* **WHAT TO PRODUCE**
Wherever the string "saisonbereinigt" appears in the listing, copy that line.

* **SUPPLIED MATERIAL**
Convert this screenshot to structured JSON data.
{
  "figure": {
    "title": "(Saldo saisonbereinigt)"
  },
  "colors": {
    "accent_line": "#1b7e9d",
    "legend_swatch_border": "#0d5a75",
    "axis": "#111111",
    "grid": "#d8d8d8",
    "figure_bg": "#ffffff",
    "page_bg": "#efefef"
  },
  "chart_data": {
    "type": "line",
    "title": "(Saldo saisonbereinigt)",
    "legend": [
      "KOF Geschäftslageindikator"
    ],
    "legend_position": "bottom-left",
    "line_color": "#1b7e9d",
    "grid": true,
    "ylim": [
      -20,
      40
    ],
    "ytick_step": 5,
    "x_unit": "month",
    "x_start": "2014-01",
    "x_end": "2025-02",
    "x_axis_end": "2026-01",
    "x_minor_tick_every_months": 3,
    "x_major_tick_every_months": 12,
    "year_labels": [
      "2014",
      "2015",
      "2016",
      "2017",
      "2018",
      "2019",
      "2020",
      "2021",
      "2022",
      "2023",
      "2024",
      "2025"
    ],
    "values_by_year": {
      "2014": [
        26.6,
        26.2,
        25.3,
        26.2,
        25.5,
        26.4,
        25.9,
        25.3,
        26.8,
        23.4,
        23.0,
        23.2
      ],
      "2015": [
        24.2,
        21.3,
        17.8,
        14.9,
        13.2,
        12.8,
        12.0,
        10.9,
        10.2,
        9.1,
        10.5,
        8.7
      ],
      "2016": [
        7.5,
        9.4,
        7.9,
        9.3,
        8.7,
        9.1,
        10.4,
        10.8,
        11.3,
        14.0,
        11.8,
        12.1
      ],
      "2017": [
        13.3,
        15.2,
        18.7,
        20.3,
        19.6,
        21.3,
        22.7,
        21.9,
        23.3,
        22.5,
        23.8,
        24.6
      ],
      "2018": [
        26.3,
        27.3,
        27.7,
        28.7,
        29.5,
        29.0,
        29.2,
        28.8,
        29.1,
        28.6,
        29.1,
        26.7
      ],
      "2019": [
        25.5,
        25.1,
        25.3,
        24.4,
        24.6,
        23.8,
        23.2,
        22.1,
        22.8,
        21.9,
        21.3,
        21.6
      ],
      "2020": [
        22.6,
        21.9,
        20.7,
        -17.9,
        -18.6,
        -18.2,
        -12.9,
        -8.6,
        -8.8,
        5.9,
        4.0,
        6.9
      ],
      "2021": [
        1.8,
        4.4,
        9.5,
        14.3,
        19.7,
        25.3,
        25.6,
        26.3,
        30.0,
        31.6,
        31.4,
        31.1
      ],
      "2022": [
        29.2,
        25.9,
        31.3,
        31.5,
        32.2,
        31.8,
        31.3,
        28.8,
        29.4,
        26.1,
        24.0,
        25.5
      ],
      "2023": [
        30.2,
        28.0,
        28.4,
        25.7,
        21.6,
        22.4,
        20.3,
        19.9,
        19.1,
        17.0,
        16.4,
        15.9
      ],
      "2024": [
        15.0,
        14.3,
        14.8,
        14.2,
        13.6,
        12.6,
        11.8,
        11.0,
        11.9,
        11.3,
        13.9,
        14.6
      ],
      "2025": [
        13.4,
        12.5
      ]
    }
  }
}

* **FINISHED TASK**
    "title": "(Saldo saisonbereinigt)"
    "title": "(Saldo saisonbereinigt)",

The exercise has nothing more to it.